What you should do: Retype the complete listing exactly as it appears.
· · · · · · ·
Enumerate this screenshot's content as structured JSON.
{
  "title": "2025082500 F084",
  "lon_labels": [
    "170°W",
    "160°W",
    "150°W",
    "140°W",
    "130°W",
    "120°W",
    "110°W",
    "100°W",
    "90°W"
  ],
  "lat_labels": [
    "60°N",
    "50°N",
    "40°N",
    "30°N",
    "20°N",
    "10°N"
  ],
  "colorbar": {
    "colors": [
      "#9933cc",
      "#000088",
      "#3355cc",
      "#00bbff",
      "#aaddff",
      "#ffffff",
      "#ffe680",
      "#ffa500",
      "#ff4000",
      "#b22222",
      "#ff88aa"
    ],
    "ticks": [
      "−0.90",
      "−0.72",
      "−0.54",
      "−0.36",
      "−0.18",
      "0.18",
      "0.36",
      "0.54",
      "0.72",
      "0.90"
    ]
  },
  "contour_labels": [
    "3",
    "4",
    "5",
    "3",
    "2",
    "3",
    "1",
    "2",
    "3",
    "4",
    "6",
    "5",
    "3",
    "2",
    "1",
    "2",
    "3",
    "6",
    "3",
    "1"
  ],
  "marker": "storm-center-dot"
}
· · · · · · ·
Exercise answer:
Enumerate this screenshot's content as structured JSON.
{
  "title": "2025082500 F084",
  "lon_labels": [
    "170°W",
    "160°W",
    "150°W",
    "140°W",
    "130°W",
    "120°W",
    "110°W",
    "100°W",
    "90°W"
  ],
  "lat_labels": [
    "60°N",
    "50°N",
    "40°N",
    "30°N",
    "20°N",
    "10°N"
  ],
  "colorbar": {
    "colors": [
      "#9933cc",
      "#000088",
      "#3355cc",
      "#00bbff",
      "#aaddff",
      "#ffffff",
      "#ffe680",
      "#ffa500",
      "#ff4000",
      "#b22222",
      "#ff88aa"
    ],
    "ticks": [
      "−0.90",
      "−0.72",
      "−0.54",
      "−0.36",
      "−0.18",
      "0.18",
      "0.36",
      "0.54",
      "0.72",
      "0.90"
    ]
  },
  "contour_labels": [
    "3",
    "4",
    "5",
    "3",
    "2",
    "3",
    "1",
    "2",
    "3",
    "4",
    "6",
    "5",
    "3",
    "2",
    "1",
    "2",
    "3",
    "6",
    "3",
    "1"
  ],
  "marker": "storm-center-dot"
}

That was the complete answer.